▸ Exercises:
#1 Using the article on DynaComware below, decide whether each statement agrees with it, and answer yes or no with the deciding words quoted exactly: (a) the company was founded under the name DynaLab Inc.; (b) Microsoft Jhenghei was supplied by DynaComware; (c) in 1991 the company acquired CompuFont Limited.
#2 From the DynaComware article below, output the part that opens with the words containing "The company was" and closes with "Chinese Windows 3.1.".

▸ Document segment:
- Opening Delimiter -
DynaComware Corporation
- Native name: 威鋒數位開發股份有限公司
- Formerly: DynaLab Inc.
- Founded: 1987
- Headquarters: Taiwan
- Website: www.dynacw.com

= DynaComware =

Type foundry company based in Taiwan

DynaComware Corp. () is a type foundry company based in Taiwan, which was founded in 1987 as DynaLab Inc. (華康科技開發股份有限公司). It is a supplier of CJK fonts to businesses in Japan, Taiwan, Hong Kong, China, and the US.

DynaComware fonts can be found in Chinese software, embedded, and mobile devices. Major clients for DynaComware products include Microsoft, Apple Daily News, Panasonic, PC HOME, the Taiwanese government, and Longhua Technical University. DynaLab fonts (DF) for Chinese, Japanese and Korean were also bundled with some versions of CorelDRAW such as X5 and X6.

The company was the only supplier for Traditional Chinese fonts for Microsoft Windows from the first edition of Traditional Chinese Windows (3.1), until the release of Windows Vista, which contained Microsoft Jhenghei, which is supplied by Monotype Corporation.

== History ==

In 1988, DynaLab entered the Japanese market, shipping its first Japanese product in 1990. In 1991, the company acquired CompuFont Limited.

In 1992, DynaLab became the supplier of the default interface font for Traditional Chinese Windows 3.1.

In 1993, DynaLab started a Japanese branch, DynaLab Japan (ダイナラブ・ジャパン株式会社). In 1996, DynaLab announced the opening of a North American subsidiary in Santa Clara, California.

In 1997, DynaLab's Japanese publishing business was re-branded as AsiaSurf Technology Japan (アジアサーブテクノロジージャパン株式会社), and in 2000, AsiaSurf Technology Japan was renamed to DynaLab Japan (ダイナネットジャパン株式会社).
- Closing Delimiter -
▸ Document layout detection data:
- Opening Delimiter -
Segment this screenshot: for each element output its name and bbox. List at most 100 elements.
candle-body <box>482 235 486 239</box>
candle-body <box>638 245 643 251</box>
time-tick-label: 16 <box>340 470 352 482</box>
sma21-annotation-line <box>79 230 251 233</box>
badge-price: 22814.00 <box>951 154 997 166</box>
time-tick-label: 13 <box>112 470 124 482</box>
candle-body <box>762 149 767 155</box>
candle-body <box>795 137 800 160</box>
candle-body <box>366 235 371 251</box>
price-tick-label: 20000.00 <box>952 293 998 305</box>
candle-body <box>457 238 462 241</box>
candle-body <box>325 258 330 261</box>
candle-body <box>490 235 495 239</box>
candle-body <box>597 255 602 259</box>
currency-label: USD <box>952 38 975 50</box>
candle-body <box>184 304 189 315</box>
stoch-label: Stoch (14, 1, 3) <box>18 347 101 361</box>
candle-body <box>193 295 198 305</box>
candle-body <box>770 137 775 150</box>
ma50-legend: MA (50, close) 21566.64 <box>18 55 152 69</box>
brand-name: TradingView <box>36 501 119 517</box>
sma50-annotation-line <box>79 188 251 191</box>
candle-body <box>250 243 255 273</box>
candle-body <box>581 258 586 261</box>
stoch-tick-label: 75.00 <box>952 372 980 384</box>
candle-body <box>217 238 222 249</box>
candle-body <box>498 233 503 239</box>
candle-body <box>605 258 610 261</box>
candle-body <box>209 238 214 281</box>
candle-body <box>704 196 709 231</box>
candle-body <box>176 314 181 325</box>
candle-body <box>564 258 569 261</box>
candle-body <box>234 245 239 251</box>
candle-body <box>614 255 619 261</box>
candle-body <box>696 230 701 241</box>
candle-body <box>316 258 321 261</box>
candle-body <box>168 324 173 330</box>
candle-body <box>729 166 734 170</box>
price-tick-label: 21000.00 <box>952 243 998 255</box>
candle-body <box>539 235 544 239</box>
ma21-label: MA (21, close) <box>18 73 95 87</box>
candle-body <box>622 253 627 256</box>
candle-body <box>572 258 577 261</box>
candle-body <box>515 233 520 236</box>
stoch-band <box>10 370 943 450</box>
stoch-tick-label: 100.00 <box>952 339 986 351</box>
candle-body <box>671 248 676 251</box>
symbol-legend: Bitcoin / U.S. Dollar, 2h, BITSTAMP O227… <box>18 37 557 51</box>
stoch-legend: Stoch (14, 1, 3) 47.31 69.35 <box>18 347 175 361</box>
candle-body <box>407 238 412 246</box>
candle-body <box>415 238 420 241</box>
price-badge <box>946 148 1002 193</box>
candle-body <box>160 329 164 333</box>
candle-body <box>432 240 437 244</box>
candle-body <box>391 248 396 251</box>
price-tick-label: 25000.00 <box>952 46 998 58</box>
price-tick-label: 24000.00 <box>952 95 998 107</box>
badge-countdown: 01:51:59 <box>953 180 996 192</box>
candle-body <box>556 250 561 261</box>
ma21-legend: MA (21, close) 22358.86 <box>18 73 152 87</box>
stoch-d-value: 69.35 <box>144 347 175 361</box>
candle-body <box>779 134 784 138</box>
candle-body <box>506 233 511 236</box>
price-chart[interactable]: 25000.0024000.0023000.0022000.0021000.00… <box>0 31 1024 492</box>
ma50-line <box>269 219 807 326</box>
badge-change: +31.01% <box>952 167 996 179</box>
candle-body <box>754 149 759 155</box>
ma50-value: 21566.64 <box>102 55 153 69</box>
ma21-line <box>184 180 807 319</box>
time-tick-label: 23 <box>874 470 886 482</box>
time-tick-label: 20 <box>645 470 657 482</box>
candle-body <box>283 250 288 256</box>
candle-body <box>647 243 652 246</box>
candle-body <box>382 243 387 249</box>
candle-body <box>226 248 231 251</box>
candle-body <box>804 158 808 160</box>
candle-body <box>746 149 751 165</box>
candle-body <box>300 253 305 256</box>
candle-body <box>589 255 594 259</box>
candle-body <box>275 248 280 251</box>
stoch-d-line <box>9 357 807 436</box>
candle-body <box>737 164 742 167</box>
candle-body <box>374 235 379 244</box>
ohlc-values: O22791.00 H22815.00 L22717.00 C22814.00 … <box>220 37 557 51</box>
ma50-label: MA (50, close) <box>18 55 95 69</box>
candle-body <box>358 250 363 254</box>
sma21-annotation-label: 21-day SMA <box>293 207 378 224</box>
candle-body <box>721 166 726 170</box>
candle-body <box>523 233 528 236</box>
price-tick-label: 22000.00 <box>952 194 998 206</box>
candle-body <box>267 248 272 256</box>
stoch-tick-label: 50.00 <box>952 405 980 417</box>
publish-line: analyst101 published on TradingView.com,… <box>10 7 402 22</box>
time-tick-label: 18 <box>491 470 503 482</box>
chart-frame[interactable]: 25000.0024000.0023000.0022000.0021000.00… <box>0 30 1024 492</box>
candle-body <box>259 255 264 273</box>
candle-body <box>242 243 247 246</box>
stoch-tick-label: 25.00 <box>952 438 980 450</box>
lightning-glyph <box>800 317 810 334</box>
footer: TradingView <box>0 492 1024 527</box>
- Closing Delimiter -
▸ Activity answers:
#1
(a) Yes: "which was founded in 1987 as DynaLab Inc."
(b) No: "which contained Microsoft Jhenghei, which is supplied by Monotype Corporation"
(c) Yes: "In 1991, the company acquired CompuFont Limited."

#2
The company was the only supplier for Traditional Chinese fonts for Microsoft Windows from the first edition of Traditional Chinese Windows (3.1), until the release of Windows Vista, which contained Microsoft Jhenghei, which is supplied by Monotype Corporation.

== History ==

In 1988, DynaLab entered the Japanese market, shipping its first Japanese product in 1990. In 1991, the company acquired CompuFont Limited.

In 1992, DynaLab became the supplier of the default interface font for Traditional Chinese Windows 3.1.